Task inputs →
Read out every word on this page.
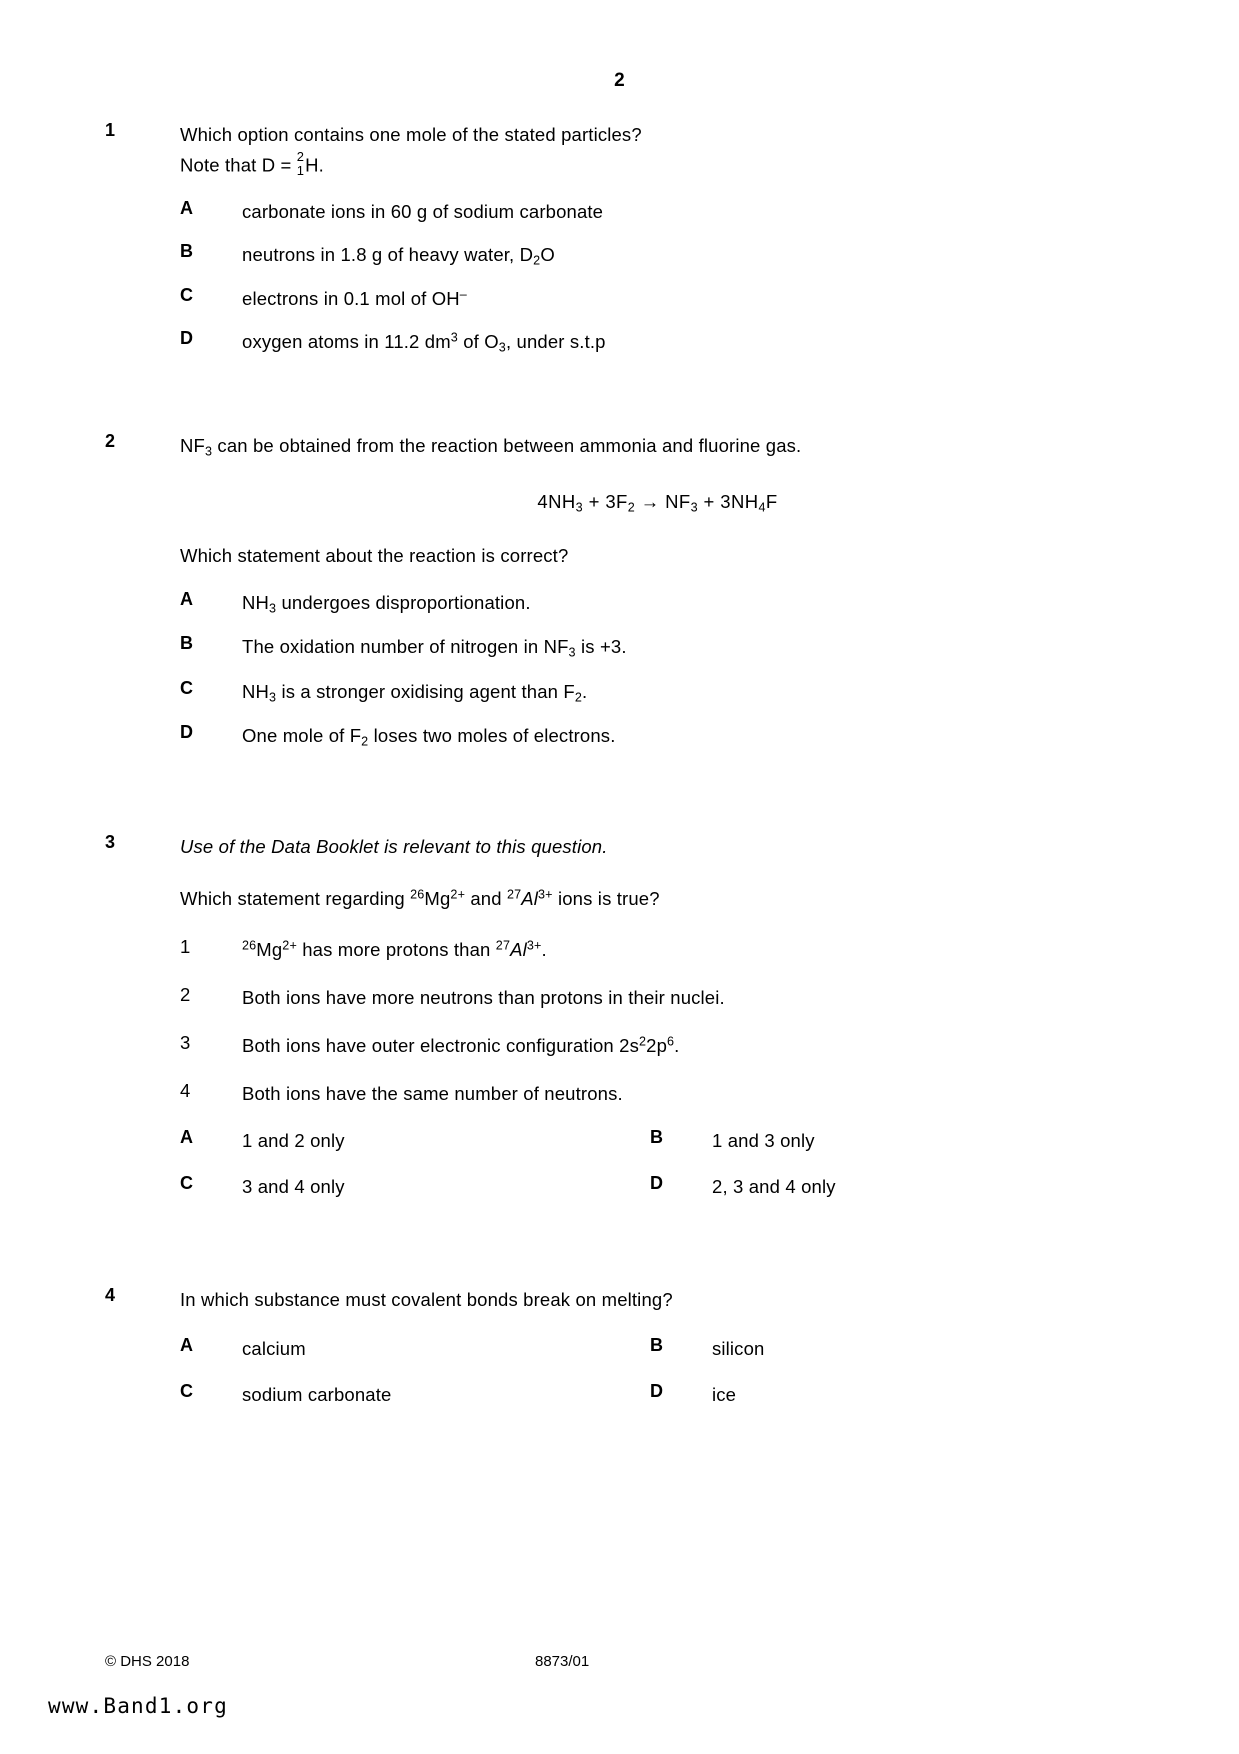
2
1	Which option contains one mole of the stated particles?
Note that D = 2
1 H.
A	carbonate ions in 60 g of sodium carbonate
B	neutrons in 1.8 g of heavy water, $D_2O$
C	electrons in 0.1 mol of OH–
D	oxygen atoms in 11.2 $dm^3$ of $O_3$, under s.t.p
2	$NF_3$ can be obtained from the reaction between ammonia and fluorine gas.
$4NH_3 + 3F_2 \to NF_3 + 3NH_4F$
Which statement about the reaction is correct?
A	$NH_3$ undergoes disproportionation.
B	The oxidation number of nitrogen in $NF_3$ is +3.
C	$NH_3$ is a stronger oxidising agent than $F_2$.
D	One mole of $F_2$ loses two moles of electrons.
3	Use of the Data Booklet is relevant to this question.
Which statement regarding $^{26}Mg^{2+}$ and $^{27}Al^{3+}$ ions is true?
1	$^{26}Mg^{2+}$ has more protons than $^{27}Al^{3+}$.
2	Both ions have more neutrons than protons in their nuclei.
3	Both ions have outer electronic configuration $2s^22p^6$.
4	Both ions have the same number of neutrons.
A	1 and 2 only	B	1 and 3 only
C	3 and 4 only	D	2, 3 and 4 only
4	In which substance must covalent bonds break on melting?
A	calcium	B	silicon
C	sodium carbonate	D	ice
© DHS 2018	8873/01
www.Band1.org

Task description → The records above should be reproduced exactly, with no pictures included.

Expected output →
Read out every word on this page.
2
1	Which option contains one mole of the stated particles?
Note that D = 2
1 H.
A	carbonate ions in 60 g of sodium carbonate
B	neutrons in 1.8 g of heavy water, $D_2O$
C	electrons in 0.1 mol of OH–
D	oxygen atoms in 11.2 $dm^3$ of $O_3$, under s.t.p
2	$NF_3$ can be obtained from the reaction between ammonia and fluorine gas.
$4NH_3 + 3F_2 \to NF_3 + 3NH_4F$
Which statement about the reaction is correct?
A	$NH_3$ undergoes disproportionation.
B	The oxidation number of nitrogen in $NF_3$ is +3.
C	$NH_3$ is a stronger oxidising agent than $F_2$.
D	One mole of $F_2$ loses two moles of electrons.
3	Use of the Data Booklet is relevant to this question.
Which statement regarding $^{26}Mg^{2+}$ and $^{27}Al^{3+}$ ions is true?
1	$^{26}Mg^{2+}$ has more protons than $^{27}Al^{3+}$.
2	Both ions have more neutrons than protons in their nuclei.
3	Both ions have outer electronic configuration $2s^22p^6$.
4	Both ions have the same number of neutrons.
A	1 and 2 only	B	1 and 3 only
C	3 and 4 only	D	2, 3 and 4 only
4	In which substance must covalent bonds break on melting?
A	calcium	B	silicon
C	sodium carbonate	D	ice
© DHS 2018	8873/01
www.Band1.org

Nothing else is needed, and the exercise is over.